◆ **TASK REQUIREMENTS**
Keep the pictures out of the copy and print all the entries below exactly.

◆ **Records about charts and figures**
— begin —

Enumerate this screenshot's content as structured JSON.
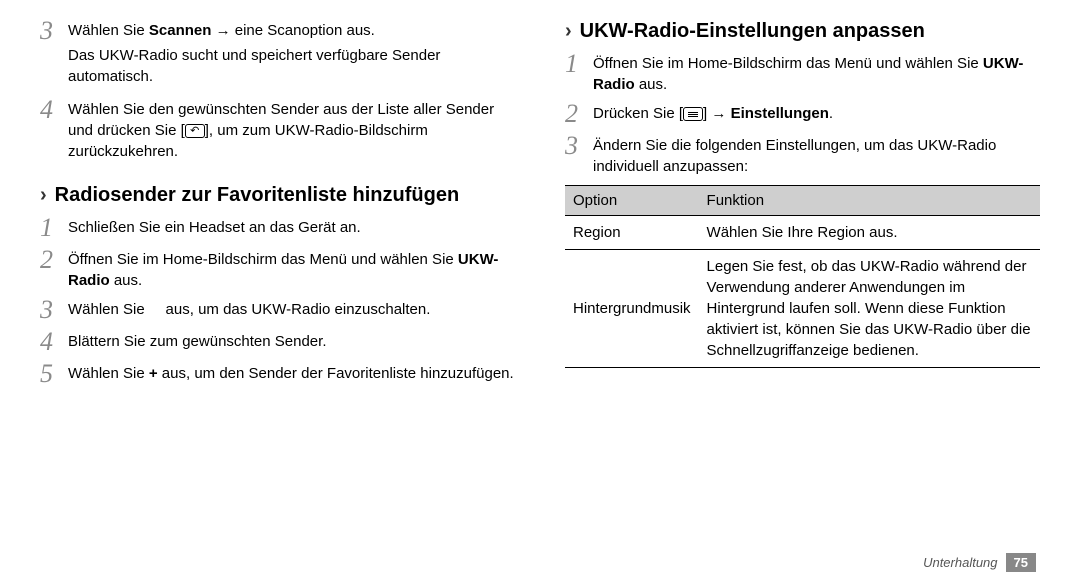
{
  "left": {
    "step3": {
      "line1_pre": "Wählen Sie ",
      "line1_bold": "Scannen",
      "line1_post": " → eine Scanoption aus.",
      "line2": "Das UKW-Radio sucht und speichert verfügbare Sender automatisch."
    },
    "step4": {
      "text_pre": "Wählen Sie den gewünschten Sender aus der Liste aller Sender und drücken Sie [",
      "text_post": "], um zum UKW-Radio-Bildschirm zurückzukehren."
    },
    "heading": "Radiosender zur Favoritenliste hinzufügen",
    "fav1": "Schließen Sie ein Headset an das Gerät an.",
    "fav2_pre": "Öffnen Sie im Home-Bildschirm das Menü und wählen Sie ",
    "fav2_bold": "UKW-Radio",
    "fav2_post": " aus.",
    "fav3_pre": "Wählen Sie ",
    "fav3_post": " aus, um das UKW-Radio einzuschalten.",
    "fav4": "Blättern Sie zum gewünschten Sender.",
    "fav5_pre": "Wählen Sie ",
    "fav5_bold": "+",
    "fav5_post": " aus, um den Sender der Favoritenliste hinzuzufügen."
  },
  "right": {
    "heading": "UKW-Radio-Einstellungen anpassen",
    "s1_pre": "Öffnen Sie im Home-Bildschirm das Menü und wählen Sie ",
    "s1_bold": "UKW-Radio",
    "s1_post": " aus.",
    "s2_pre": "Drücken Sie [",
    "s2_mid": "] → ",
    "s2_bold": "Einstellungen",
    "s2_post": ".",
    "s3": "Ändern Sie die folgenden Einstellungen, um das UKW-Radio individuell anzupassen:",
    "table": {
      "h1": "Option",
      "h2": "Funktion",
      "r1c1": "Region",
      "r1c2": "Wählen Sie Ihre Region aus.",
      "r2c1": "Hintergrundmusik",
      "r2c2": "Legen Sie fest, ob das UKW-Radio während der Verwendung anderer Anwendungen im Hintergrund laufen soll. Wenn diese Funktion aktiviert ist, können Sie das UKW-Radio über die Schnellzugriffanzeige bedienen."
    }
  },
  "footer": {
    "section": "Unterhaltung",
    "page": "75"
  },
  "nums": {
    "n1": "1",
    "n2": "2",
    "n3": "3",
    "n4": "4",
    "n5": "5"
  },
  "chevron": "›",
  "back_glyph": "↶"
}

— end —

◆ **CORRECT RESULT**
Enumerate this screenshot's content as structured JSON.
{
  "left": {
    "step3": {
      "line1_pre": "Wählen Sie ",
      "line1_bold": "Scannen",
      "line1_post": " → eine Scanoption aus.",
      "line2": "Das UKW-Radio sucht und speichert verfügbare Sender automatisch."
    },
    "step4": {
      "text_pre": "Wählen Sie den gewünschten Sender aus der Liste aller Sender und drücken Sie [",
      "text_post": "], um zum UKW-Radio-Bildschirm zurückzukehren."
    },
    "heading": "Radiosender zur Favoritenliste hinzufügen",
    "fav1": "Schließen Sie ein Headset an das Gerät an.",
    "fav2_pre": "Öffnen Sie im Home-Bildschirm das Menü und wählen Sie ",
    "fav2_bold": "UKW-Radio",
    "fav2_post": " aus.",
    "fav3_pre": "Wählen Sie ",
    "fav3_post": " aus, um das UKW-Radio einzuschalten.",
    "fav4": "Blättern Sie zum gewünschten Sender.",
    "fav5_pre": "Wählen Sie ",
    "fav5_bold": "+",
    "fav5_post": " aus, um den Sender der Favoritenliste hinzuzufügen."
  },
  "right": {
    "heading": "UKW-Radio-Einstellungen anpassen",
    "s1_pre": "Öffnen Sie im Home-Bildschirm das Menü und wählen Sie ",
    "s1_bold": "UKW-Radio",
    "s1_post": " aus.",
    "s2_pre": "Drücken Sie [",
    "s2_mid": "] → ",
    "s2_bold": "Einstellungen",
    "s2_post": ".",
    "s3": "Ändern Sie die folgenden Einstellungen, um das UKW-Radio individuell anzupassen:",
    "table": {
      "h1": "Option",
      "h2": "Funktion",
      "r1c1": "Region",
      "r1c2": "Wählen Sie Ihre Region aus.",
      "r2c1": "Hintergrundmusik",
      "r2c2": "Legen Sie fest, ob das UKW-Radio während der Verwendung anderer Anwendungen im Hintergrund laufen soll. Wenn diese Funktion aktiviert ist, können Sie das UKW-Radio über die Schnellzugriffanzeige bedienen."
    }
  },
  "footer": {
    "section": "Unterhaltung",
    "page": "75"
  },
  "nums": {
    "n1": "1",
    "n2": "2",
    "n3": "3",
    "n4": "4",
    "n5": "5"
  },
  "chevron": "›",
  "back_glyph": "↶"
}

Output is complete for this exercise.